■ TASK INSTRUCTIONS
Leave out the pictures and return every entry exactly as it appears.

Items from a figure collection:
☆ ☆ ☆ ☆ ☆ ☆ ☆
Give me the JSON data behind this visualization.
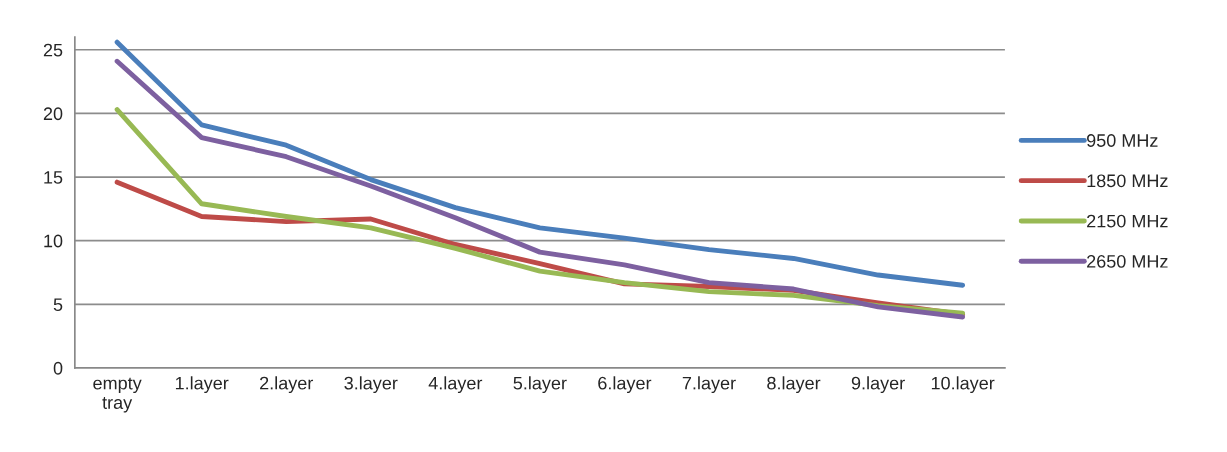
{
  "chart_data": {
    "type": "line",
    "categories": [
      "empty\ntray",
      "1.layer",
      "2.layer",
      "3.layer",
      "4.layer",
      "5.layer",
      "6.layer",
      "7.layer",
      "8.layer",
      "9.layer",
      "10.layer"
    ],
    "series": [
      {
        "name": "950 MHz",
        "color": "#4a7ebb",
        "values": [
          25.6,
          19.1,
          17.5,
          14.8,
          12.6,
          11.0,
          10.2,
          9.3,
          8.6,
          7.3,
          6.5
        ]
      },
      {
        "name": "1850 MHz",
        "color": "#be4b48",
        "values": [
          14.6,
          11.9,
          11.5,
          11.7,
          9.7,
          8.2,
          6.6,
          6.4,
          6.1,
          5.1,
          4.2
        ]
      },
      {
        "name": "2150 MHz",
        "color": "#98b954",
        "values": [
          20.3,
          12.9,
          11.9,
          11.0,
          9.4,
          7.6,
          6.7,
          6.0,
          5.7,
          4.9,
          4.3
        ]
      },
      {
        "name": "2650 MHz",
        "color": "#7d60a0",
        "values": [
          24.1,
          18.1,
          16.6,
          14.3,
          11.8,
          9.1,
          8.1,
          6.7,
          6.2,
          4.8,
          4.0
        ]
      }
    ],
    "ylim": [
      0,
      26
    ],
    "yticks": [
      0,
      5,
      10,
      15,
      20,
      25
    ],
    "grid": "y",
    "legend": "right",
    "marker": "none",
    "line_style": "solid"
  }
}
☆ ☆ ☆ ☆ ☆ ☆ ☆
■ ANSWER FOR THE TASK
Give me the JSON data behind this visualization.
{
  "chart_data": {
    "type": "line",
    "categories": [
      "empty\ntray",
      "1.layer",
      "2.layer",
      "3.layer",
      "4.layer",
      "5.layer",
      "6.layer",
      "7.layer",
      "8.layer",
      "9.layer",
      "10.layer"
    ],
    "series": [
      {
        "name": "950 MHz",
        "color": "#4a7ebb",
        "values": [
          25.6,
          19.1,
          17.5,
          14.8,
          12.6,
          11.0,
          10.2,
          9.3,
          8.6,
          7.3,
          6.5
        ]
      },
      {
        "name": "1850 MHz",
        "color": "#be4b48",
        "values": [
          14.6,
          11.9,
          11.5,
          11.7,
          9.7,
          8.2,
          6.6,
          6.4,
          6.1,
          5.1,
          4.2
        ]
      },
      {
        "name": "2150 MHz",
        "color": "#98b954",
        "values": [
          20.3,
          12.9,
          11.9,
          11.0,
          9.4,
          7.6,
          6.7,
          6.0,
          5.7,
          4.9,
          4.3
        ]
      },
      {
        "name": "2650 MHz",
        "color": "#7d60a0",
        "values": [
          24.1,
          18.1,
          16.6,
          14.3,
          11.8,
          9.1,
          8.1,
          6.7,
          6.2,
          4.8,
          4.0
        ]
      }
    ],
    "ylim": [
      0,
      26
    ],
    "yticks": [
      0,
      5,
      10,
      15,
      20,
      25
    ],
    "grid": "y",
    "legend": "right",
    "marker": "none",
    "line_style": "solid"
  }
}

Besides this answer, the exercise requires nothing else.